▶ [TO BE DONE]: Duplicate the text about the Kubernetes health checks from "I have implemented" to "a success response." without changing anything.

▶ [READING TEXT]:
== == ==
I have implemented a http health check and a separate http liveness check for my pod.
For both, I see that Kubernetes works as expected if my pod delays before responding.
However, when they respond immediately with a status 500, Kubernetes treats that as a success response.
This is after the pod is up and running OK - before the checks start returning status 500.
In fact, I see that returning status 500 actually resets the failure count, so it caused my pod to be treated as healthy again.
Question is whether I am doing something wrong?
How to get Kubernetes to do its stuff when my pod is unhealthy?
$ k version
Client Version: version.Info{Major:"1", Minor:"18", GitVersion:"v1.18.8", GitCommit:"9f2892aab98fe339f3bd70e3c470144299398ace", GitTreeState:"clean", BuildDate:"2020-08-13T16:12:48Z", GoVersion:"go1.13.15", Compiler:"gc", Platform:"darwin/amd64"}
Server Version: version.Info{Major:"1", Minor:"20", GitVersion:"v1.20.1", GitCommit:"c4d752765b3bbac2237bf87cf0b1c2e307844666", GitTreeState:"clean", BuildDate:"2020-12-18T12:00:47Z", GoVersion:"go1.15.5", Compiler:"gc", Platform:"linux/amd64"}
To investigate this problem, I have added test endpoints to my pod so that I can change the behaviour at runtime: pass (200), fail (500), delay fail (wait 15 seconds, then return 500).
== == ==
▶ [STORED DATA]:
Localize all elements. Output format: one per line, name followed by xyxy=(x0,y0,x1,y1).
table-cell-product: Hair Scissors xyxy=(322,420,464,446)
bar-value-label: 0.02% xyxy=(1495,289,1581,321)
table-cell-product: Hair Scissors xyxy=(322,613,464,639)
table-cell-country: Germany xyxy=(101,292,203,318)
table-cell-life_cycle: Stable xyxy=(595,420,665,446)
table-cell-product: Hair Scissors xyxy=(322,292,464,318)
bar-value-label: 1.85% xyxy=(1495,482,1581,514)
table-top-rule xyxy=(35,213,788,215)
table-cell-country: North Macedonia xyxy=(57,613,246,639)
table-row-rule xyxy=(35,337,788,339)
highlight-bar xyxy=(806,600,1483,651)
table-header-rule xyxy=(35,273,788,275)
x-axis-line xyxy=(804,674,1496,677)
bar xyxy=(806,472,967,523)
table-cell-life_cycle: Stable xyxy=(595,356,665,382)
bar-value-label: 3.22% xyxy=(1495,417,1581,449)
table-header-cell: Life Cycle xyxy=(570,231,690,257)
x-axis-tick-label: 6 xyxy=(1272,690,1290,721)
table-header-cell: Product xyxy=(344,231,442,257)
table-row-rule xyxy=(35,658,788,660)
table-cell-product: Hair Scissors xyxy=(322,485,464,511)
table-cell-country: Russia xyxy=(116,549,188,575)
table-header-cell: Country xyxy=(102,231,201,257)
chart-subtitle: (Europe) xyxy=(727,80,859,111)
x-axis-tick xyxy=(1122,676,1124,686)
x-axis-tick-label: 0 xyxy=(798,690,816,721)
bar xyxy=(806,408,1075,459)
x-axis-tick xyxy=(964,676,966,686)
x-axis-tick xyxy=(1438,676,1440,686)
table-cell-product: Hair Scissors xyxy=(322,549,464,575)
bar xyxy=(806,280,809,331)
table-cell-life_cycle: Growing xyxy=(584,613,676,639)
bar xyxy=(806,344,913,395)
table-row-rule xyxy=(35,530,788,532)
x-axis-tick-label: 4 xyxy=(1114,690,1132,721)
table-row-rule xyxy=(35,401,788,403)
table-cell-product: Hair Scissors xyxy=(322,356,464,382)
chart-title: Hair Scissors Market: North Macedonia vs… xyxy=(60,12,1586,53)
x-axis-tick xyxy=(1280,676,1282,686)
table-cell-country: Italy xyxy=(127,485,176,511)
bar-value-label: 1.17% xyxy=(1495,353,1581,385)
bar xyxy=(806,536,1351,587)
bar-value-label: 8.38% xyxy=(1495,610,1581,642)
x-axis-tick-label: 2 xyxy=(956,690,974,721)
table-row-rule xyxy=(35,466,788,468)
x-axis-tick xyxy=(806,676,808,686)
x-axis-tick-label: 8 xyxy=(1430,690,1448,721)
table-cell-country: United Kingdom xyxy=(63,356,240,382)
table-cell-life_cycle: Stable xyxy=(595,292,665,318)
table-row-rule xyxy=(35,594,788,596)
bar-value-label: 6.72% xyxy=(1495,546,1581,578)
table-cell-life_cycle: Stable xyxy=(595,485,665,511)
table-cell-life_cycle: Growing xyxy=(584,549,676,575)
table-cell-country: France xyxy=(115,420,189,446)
== == ==
▶ [FULL RESPONSE]:
I have implemented a http health check and a separate http liveness check for my pod.
For both, I see that Kubernetes works as expected if my pod delays before responding.
However, when they respond immediately with a status 500, Kubernetes treats that as a success response.